* _EXERCISE_
In the records below, switch every "callout-field" to "label-field" and leave all other text unchanged. Write the records out again without the pictures.

=== ENTRIES ===

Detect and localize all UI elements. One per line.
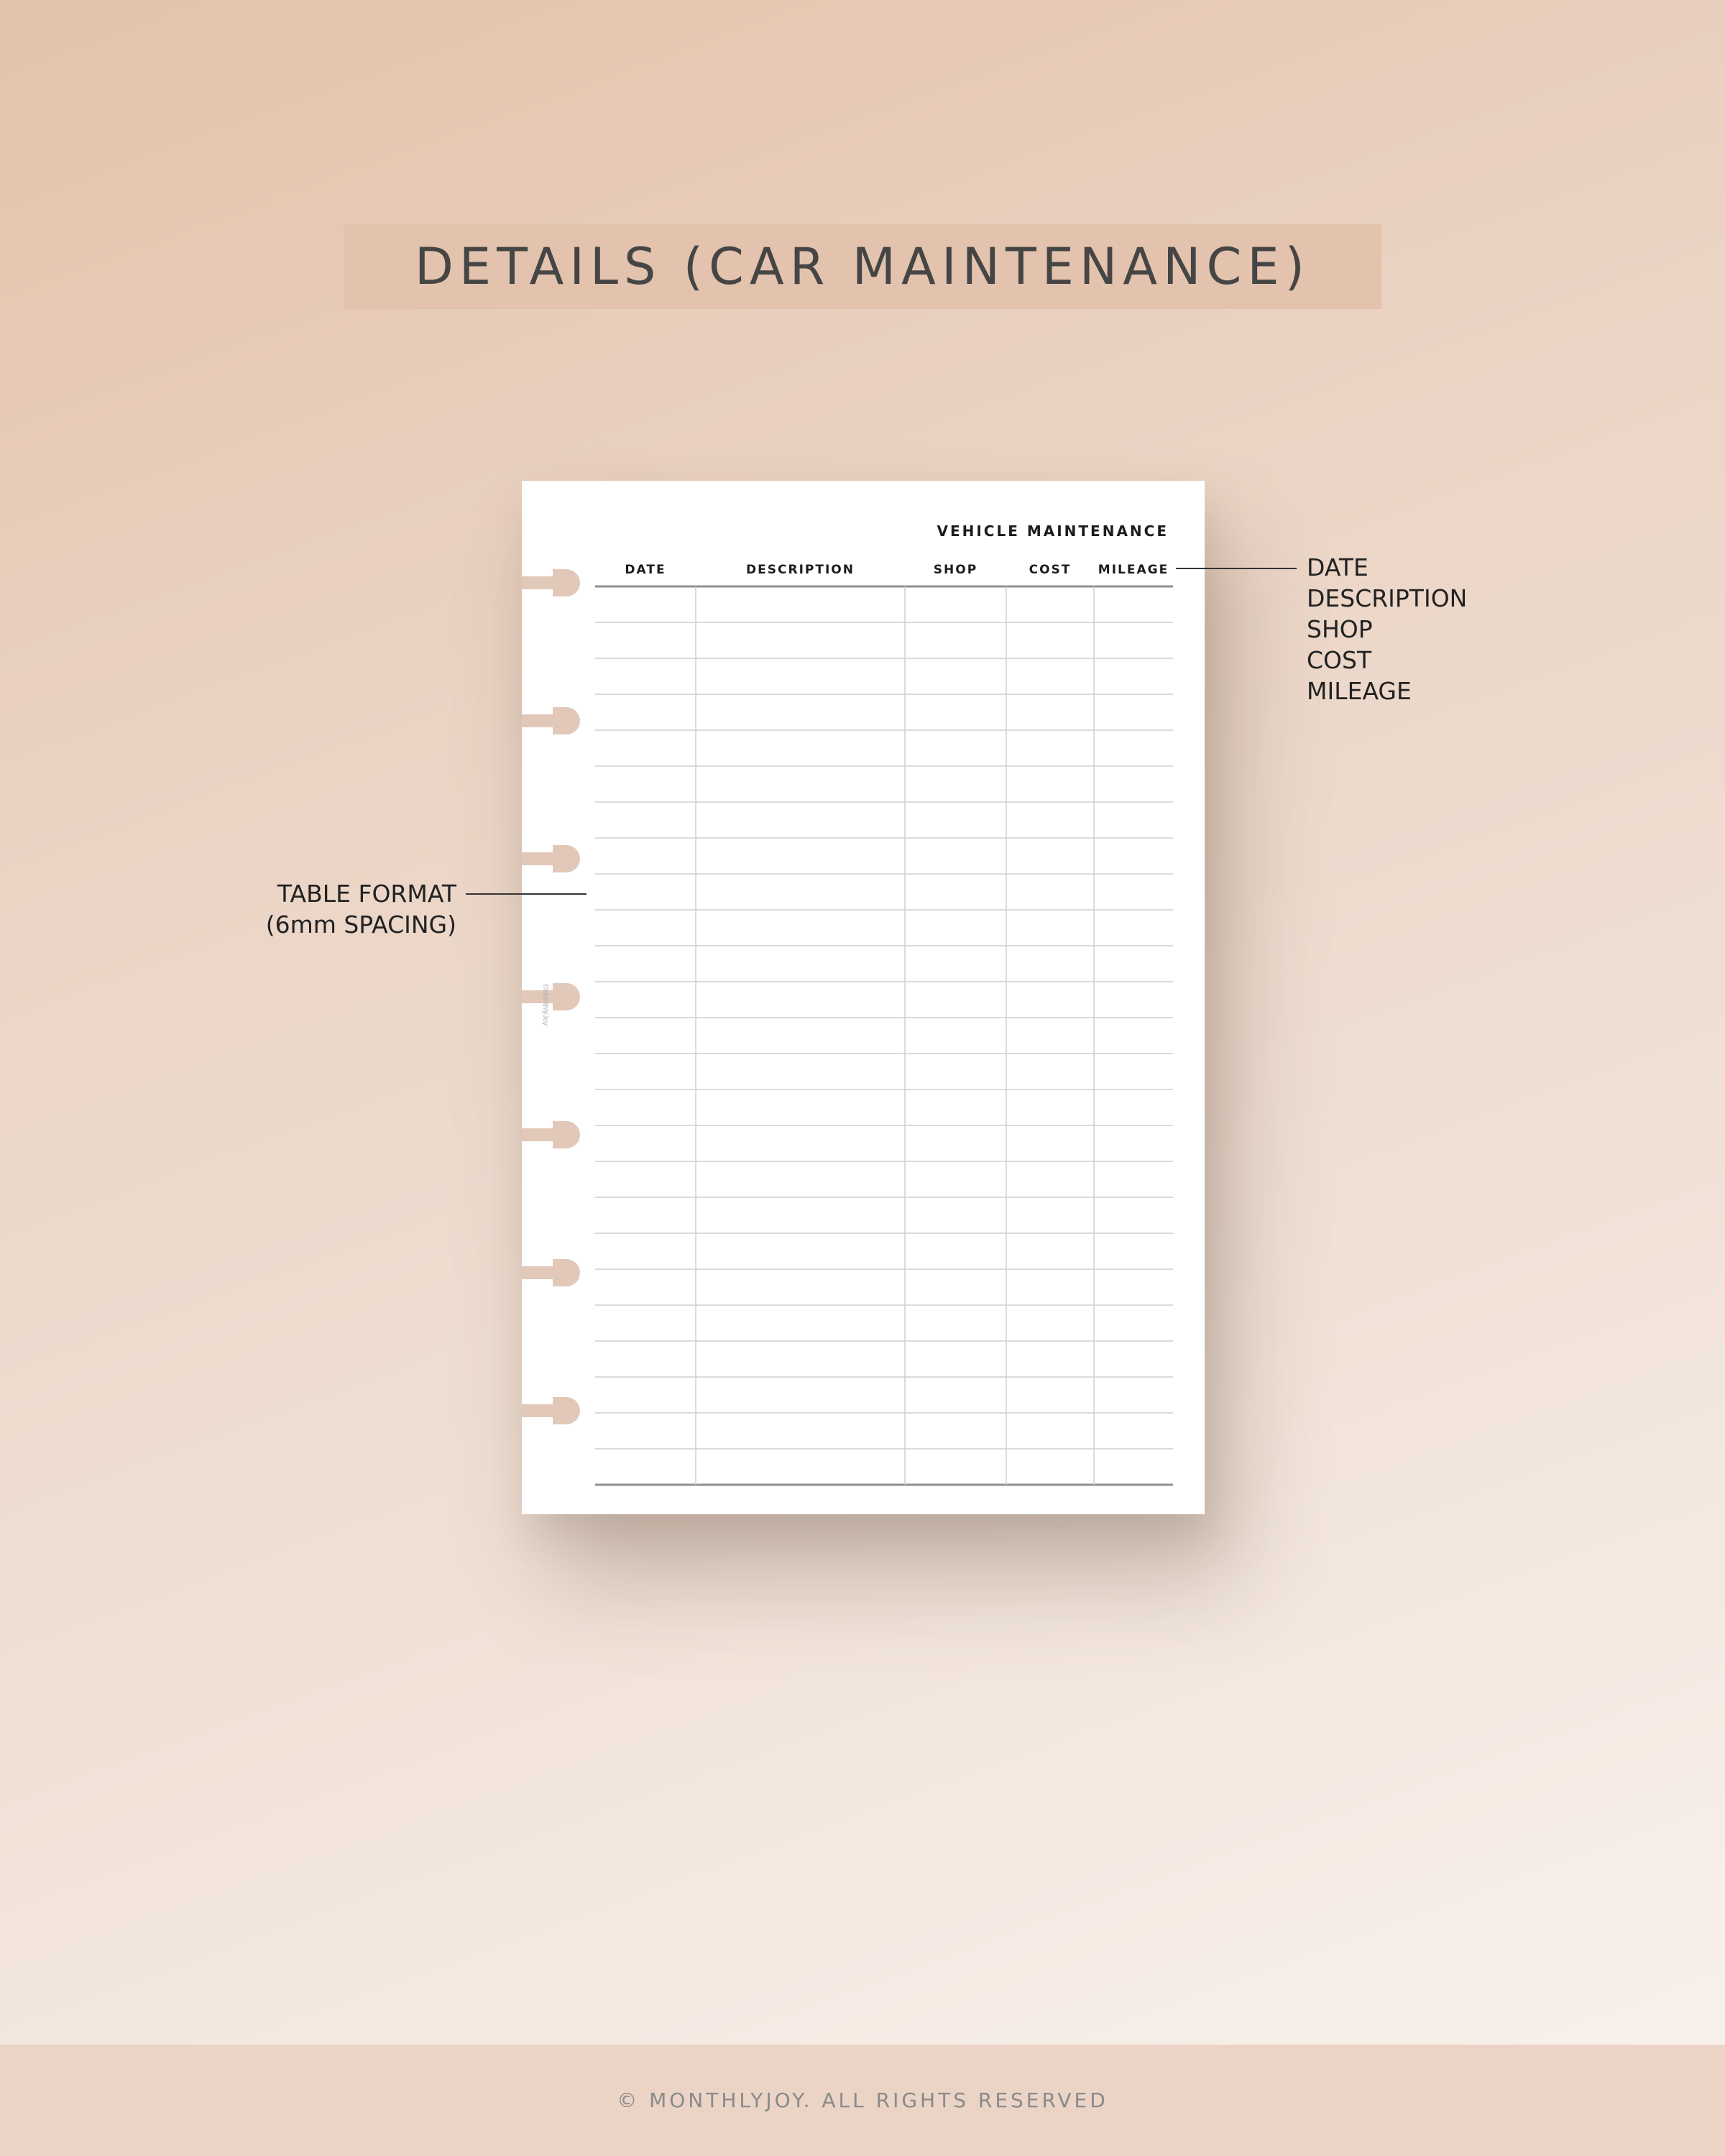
leader-line-right [1176, 568, 1297, 569]
callout-field: SHOP [1307, 615, 1373, 643]
callout-field: MILEAGE [1307, 677, 1412, 705]
page-title: DETAILS (CAR MAINTENANCE) [415, 237, 1310, 296]
callout-field: DESCRIPTION [1307, 584, 1468, 612]
format-callout: TABLE FORMAT (6mm SPACING) [266, 878, 456, 940]
format-callout-line1: TABLE FORMAT [277, 880, 456, 908]
table-grid [595, 585, 1173, 1486]
copyright-text: © MONTHLYJOY. ALL RIGHTS RESERVED [617, 2088, 1108, 2112]
callout-field: COST [1307, 646, 1372, 674]
planner-page: ©MonthlyJoy VEHICLE MAINTENANCE DATE DESC… [522, 481, 1205, 1514]
title-banner: DETAILS (CAR MAINTENANCE) [344, 224, 1381, 309]
fields-callout: DATE DESCRIPTION SHOP COST MILEAGE [1307, 552, 1467, 706]
leader-line-left [466, 893, 586, 895]
footer-band: © MONTHLYJOY. ALL RIGHTS RESERVED [0, 2045, 1725, 2156]
callout-field: DATE [1307, 553, 1368, 581]
format-callout-line2: (6mm SPACING) [265, 911, 456, 939]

===

* _EXERCISE RESULT_
Detect and localize all UI elements. One per line.
leader-line-right [1176, 568, 1297, 569]
label-field: SHOP [1307, 615, 1373, 643]
label-field: MILEAGE [1307, 677, 1412, 705]
page-title: DETAILS (CAR MAINTENANCE) [415, 237, 1310, 296]
label-field: DESCRIPTION [1307, 584, 1468, 612]
format-callout: TABLE FORMAT (6mm SPACING) [266, 878, 456, 940]
format-callout-line1: TABLE FORMAT [277, 880, 456, 908]
table-grid [595, 585, 1173, 1486]
copyright-text: © MONTHLYJOY. ALL RIGHTS RESERVED [617, 2088, 1108, 2112]
label-field: COST [1307, 646, 1372, 674]
planner-page: ©MonthlyJoy VEHICLE MAINTENANCE DATE DESC… [522, 481, 1205, 1514]
title-banner: DETAILS (CAR MAINTENANCE) [344, 224, 1381, 309]
fields-callout: DATE DESCRIPTION SHOP COST MILEAGE [1307, 552, 1467, 706]
leader-line-left [466, 893, 586, 895]
footer-band: © MONTHLYJOY. ALL RIGHTS RESERVED [0, 2045, 1725, 2156]
label-field: DATE [1307, 553, 1368, 581]
format-callout-line2: (6mm SPACING) [265, 911, 456, 939]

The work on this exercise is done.